*Directions for this task*: Repeat every line below exactly as it reads.

*Data shown*:
※ ※ ※

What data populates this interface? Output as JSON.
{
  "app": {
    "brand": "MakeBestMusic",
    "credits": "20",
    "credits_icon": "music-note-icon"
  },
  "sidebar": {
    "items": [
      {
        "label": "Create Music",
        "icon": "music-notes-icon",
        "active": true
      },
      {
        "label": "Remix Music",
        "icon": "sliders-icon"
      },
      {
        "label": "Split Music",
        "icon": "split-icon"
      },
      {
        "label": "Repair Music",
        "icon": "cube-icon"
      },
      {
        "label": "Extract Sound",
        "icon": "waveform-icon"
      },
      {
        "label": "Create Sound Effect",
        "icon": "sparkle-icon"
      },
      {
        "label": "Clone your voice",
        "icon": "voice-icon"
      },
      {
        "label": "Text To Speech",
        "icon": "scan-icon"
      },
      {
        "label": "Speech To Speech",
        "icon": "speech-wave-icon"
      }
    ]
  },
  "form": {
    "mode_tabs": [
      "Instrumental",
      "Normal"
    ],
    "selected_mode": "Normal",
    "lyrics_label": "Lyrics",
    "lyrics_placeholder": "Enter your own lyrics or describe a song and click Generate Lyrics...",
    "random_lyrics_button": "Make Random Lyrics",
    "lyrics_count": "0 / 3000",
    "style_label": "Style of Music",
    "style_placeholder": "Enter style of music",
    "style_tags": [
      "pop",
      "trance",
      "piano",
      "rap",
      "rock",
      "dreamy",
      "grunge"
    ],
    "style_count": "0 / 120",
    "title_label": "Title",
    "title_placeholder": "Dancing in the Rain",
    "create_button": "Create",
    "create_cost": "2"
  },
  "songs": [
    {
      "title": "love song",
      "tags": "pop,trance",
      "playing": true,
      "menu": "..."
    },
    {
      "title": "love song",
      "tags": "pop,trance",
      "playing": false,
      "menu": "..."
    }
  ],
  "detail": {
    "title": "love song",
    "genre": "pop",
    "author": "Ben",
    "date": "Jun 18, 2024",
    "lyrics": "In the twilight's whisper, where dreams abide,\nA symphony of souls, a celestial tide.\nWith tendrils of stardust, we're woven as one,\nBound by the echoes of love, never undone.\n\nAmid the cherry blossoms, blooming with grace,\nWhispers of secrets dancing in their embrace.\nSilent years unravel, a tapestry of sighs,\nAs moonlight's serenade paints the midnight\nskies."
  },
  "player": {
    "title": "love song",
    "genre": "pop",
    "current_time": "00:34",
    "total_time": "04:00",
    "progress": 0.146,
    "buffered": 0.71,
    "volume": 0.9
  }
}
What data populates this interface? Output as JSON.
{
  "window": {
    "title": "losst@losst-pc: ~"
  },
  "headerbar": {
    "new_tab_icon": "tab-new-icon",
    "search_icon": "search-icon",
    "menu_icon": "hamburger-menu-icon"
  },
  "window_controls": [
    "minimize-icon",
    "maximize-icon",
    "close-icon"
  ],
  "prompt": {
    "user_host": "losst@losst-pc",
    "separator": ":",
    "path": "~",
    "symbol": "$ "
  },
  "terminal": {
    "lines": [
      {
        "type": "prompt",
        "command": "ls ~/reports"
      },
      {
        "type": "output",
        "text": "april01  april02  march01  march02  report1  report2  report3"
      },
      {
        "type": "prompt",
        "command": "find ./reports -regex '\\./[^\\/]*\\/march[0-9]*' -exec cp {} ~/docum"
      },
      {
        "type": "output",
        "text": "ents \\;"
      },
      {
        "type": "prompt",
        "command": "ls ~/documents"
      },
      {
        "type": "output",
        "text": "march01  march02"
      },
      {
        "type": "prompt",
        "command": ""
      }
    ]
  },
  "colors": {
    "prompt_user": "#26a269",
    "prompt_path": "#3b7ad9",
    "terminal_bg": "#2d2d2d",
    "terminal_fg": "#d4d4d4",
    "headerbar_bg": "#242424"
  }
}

※ ※ ※

*Full answer*:
What data populates this interface? Output as JSON.
{
  "app": {
    "brand": "MakeBestMusic",
    "credits": "20",
    "credits_icon": "music-note-icon"
  },
  "sidebar": {
    "items": [
      {
        "label": "Create Music",
        "icon": "music-notes-icon",
        "active": true
      },
      {
        "label": "Remix Music",
        "icon": "sliders-icon"
      },
      {
        "label": "Split Music",
        "icon": "split-icon"
      },
      {
        "label": "Repair Music",
        "icon": "cube-icon"
      },
      {
        "label": "Extract Sound",
        "icon": "waveform-icon"
      },
      {
        "label": "Create Sound Effect",
        "icon": "sparkle-icon"
      },
      {
        "label": "Clone your voice",
        "icon": "voice-icon"
      },
      {
        "label": "Text To Speech",
        "icon": "scan-icon"
      },
      {
        "label": "Speech To Speech",
        "icon": "speech-wave-icon"
      }
    ]
  },
  "form": {
    "mode_tabs": [
      "Instrumental",
      "Normal"
    ],
    "selected_mode": "Normal",
    "lyrics_label": "Lyrics",
    "lyrics_placeholder": "Enter your own lyrics or describe a song and click Generate Lyrics...",
    "random_lyrics_button": "Make Random Lyrics",
    "lyrics_count": "0 / 3000",
    "style_label": "Style of Music",
    "style_placeholder": "Enter style of music",
    "style_tags": [
      "pop",
      "trance",
      "piano",
      "rap",
      "rock",
      "dreamy",
      "grunge"
    ],
    "style_count": "0 / 120",
    "title_label": "Title",
    "title_placeholder": "Dancing in the Rain",
    "create_button": "Create",
    "create_cost": "2"
  },
  "songs": [
    {
      "title": "love song",
      "tags": "pop,trance",
      "playing": true,
      "menu": "..."
    },
    {
      "title": "love song",
      "tags": "pop,trance",
      "playing": false,
      "menu": "..."
    }
  ],
  "detail": {
    "title": "love song",
    "genre": "pop",
    "author": "Ben",
    "date": "Jun 18, 2024",
    "lyrics": "In the twilight's whisper, where dreams abide,\nA symphony of souls, a celestial tide.\nWith tendrils of stardust, we're woven as one,\nBound by the echoes of love, never undone.\n\nAmid the cherry blossoms, blooming with grace,\nWhispers of secrets dancing in their embrace.\nSilent years unravel, a tapestry of sighs,\nAs moonlight's serenade paints the midnight\nskies."
  },
  "player": {
    "title": "love song",
    "genre": "pop",
    "current_time": "00:34",
    "total_time": "04:00",
    "progress": 0.146,
    "buffered": 0.71,
    "volume": 0.9
  }
}
What data populates this interface? Output as JSON.
{
  "window": {
    "title": "losst@losst-pc: ~"
  },
  "headerbar": {
    "new_tab_icon": "tab-new-icon",
    "search_icon": "search-icon",
    "menu_icon": "hamburger-menu-icon"
  },
  "window_controls": [
    "minimize-icon",
    "maximize-icon",
    "close-icon"
  ],
  "prompt": {
    "user_host": "losst@losst-pc",
    "separator": ":",
    "path": "~",
    "symbol": "$ "
  },
  "terminal": {
    "lines": [
      {
        "type": "prompt",
        "command": "ls ~/reports"
      },
      {
        "type": "output",
        "text": "april01  april02  march01  march02  report1  report2  report3"
      },
      {
        "type": "prompt",
        "command": "find ./reports -regex '\\./[^\\/]*\\/march[0-9]*' -exec cp {} ~/docum"
      },
      {
        "type": "output",
        "text": "ents \\;"
      },
      {
        "type": "prompt",
        "command": "ls ~/documents"
      },
      {
        "type": "output",
        "text": "march01  march02"
      },
      {
        "type": "prompt",
        "command": ""
      }
    ]
  },
  "colors": {
    "prompt_user": "#26a269",
    "prompt_path": "#3b7ad9",
    "terminal_bg": "#2d2d2d",
    "terminal_fg": "#d4d4d4",
    "headerbar_bg": "#242424"
  }
}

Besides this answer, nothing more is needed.